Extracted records
####################
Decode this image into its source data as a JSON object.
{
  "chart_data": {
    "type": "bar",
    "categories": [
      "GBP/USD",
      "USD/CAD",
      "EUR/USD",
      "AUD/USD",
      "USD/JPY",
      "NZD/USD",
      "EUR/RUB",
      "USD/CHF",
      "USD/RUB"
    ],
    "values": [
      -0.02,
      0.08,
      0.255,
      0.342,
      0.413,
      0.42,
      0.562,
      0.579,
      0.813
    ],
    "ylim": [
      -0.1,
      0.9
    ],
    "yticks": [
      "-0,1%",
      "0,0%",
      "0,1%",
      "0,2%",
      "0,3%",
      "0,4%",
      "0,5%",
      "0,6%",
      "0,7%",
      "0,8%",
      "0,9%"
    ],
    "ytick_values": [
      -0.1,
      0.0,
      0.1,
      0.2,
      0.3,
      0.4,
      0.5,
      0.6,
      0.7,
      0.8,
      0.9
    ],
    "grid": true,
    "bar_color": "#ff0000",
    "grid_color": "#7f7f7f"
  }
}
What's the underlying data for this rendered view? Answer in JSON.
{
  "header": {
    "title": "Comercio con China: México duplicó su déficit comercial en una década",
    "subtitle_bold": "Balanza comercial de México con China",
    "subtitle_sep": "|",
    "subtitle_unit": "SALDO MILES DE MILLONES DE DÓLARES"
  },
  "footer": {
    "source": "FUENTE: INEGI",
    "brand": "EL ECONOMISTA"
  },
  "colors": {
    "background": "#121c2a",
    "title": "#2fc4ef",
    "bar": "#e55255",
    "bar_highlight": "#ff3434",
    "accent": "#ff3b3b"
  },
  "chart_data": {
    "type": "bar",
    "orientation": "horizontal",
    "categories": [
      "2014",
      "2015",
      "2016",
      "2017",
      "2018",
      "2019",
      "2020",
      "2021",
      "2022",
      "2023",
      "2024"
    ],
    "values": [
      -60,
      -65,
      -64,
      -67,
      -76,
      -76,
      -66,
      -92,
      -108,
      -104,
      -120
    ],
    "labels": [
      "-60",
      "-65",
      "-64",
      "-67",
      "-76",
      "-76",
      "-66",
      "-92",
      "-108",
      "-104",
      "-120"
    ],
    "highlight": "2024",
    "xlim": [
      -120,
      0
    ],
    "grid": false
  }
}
####################
▶ _EXERCISE GOAL_: Pick out every line holding the string "source" and return it.

▶ _FINAL RESULT_:
Decode this image into its source data as a JSON object.
    "source": "FUENTE: INEGI",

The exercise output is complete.